▶ **Task prompt**
Can you print every record below exactly as written?

Data records:
┌────────

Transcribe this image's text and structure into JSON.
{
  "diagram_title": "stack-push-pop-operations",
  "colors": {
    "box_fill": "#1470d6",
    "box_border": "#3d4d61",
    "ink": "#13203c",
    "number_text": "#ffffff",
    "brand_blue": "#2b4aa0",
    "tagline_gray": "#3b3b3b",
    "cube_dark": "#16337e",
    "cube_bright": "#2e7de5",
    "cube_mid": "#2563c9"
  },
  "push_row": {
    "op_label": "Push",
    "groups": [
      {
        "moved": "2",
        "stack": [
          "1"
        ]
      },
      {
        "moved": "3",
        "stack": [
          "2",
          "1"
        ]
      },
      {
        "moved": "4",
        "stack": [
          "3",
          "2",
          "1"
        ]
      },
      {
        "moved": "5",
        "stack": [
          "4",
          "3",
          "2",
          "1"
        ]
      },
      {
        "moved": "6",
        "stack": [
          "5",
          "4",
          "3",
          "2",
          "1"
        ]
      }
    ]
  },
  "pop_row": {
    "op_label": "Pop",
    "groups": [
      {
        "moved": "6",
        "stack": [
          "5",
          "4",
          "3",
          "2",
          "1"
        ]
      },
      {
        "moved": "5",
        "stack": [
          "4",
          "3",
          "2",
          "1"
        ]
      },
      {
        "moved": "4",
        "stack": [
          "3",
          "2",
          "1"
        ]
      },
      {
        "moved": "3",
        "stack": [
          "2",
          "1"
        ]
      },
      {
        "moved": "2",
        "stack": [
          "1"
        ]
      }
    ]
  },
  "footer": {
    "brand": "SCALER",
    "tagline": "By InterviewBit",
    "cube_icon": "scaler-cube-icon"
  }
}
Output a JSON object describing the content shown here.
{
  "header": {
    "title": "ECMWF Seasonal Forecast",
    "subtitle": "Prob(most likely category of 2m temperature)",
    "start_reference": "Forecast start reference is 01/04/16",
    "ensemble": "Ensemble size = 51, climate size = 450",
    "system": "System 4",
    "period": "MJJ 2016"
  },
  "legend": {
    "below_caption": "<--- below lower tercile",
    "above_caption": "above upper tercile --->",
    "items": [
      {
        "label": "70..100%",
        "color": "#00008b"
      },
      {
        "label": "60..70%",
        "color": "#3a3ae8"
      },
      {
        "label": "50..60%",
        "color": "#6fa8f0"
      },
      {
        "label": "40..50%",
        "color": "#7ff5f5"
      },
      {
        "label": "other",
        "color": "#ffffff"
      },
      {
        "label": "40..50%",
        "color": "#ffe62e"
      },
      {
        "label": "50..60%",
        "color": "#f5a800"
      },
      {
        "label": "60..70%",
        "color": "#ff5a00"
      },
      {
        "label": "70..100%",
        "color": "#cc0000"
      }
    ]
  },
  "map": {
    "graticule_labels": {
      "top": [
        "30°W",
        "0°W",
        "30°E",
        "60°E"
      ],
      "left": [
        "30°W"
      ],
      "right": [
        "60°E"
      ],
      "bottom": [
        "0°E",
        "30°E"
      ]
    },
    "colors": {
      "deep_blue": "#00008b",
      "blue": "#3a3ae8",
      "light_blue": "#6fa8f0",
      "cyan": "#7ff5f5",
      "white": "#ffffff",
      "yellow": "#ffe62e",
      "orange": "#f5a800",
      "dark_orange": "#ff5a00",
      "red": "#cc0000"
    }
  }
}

└────────

▶ **Complete response**
Transcribe this image's text and structure into JSON.
{
  "diagram_title": "stack-push-pop-operations",
  "colors": {
    "box_fill": "#1470d6",
    "box_border": "#3d4d61",
    "ink": "#13203c",
    "number_text": "#ffffff",
    "brand_blue": "#2b4aa0",
    "tagline_gray": "#3b3b3b",
    "cube_dark": "#16337e",
    "cube_bright": "#2e7de5",
    "cube_mid": "#2563c9"
  },
  "push_row": {
    "op_label": "Push",
    "groups": [
      {
        "moved": "2",
        "stack": [
          "1"
        ]
      },
      {
        "moved": "3",
        "stack": [
          "2",
          "1"
        ]
      },
      {
        "moved": "4",
        "stack": [
          "3",
          "2",
          "1"
        ]
      },
      {
        "moved": "5",
        "stack": [
          "4",
          "3",
          "2",
          "1"
        ]
      },
      {
        "moved": "6",
        "stack": [
          "5",
          "4",
          "3",
          "2",
          "1"
        ]
      }
    ]
  },
  "pop_row": {
    "op_label": "Pop",
    "groups": [
      {
        "moved": "6",
        "stack": [
          "5",
          "4",
          "3",
          "2",
          "1"
        ]
      },
      {
        "moved": "5",
        "stack": [
          "4",
          "3",
          "2",
          "1"
        ]
      },
      {
        "moved": "4",
        "stack": [
          "3",
          "2",
          "1"
        ]
      },
      {
        "moved": "3",
        "stack": [
          "2",
          "1"
        ]
      },
      {
        "moved": "2",
        "stack": [
          "1"
        ]
      }
    ]
  },
  "footer": {
    "brand": "SCALER",
    "tagline": "By InterviewBit",
    "cube_icon": "scaler-cube-icon"
  }
}
Output a JSON object describing the content shown here.
{
  "header": {
    "title": "ECMWF Seasonal Forecast",
    "subtitle": "Prob(most likely category of 2m temperature)",
    "start_reference": "Forecast start reference is 01/04/16",
    "ensemble": "Ensemble size = 51, climate size = 450",
    "system": "System 4",
    "period": "MJJ 2016"
  },
  "legend": {
    "below_caption": "<--- below lower tercile",
    "above_caption": "above upper tercile --->",
    "items": [
      {
        "label": "70..100%",
        "color": "#00008b"
      },
      {
        "label": "60..70%",
        "color": "#3a3ae8"
      },
      {
        "label": "50..60%",
        "color": "#6fa8f0"
      },
      {
        "label": "40..50%",
        "color": "#7ff5f5"
      },
      {
        "label": "other",
        "color": "#ffffff"
      },
      {
        "label": "40..50%",
        "color": "#ffe62e"
      },
      {
        "label": "50..60%",
        "color": "#f5a800"
      },
      {
        "label": "60..70%",
        "color": "#ff5a00"
      },
      {
        "label": "70..100%",
        "color": "#cc0000"
      }
    ]
  },
  "map": {
    "graticule_labels": {
      "top": [
        "30°W",
        "0°W",
        "30°E",
        "60°E"
      ],
      "left": [
        "30°W"
      ],
      "right": [
        "60°E"
      ],
      "bottom": [
        "0°E",
        "30°E"
      ]
    },
    "colors": {
      "deep_blue": "#00008b",
      "blue": "#3a3ae8",
      "light_blue": "#6fa8f0",
      "cyan": "#7ff5f5",
      "white": "#ffffff",
      "yellow": "#ffe62e",
      "orange": "#f5a800",
      "dark_orange": "#ff5a00",
      "red": "#cc0000"
    }
  }
}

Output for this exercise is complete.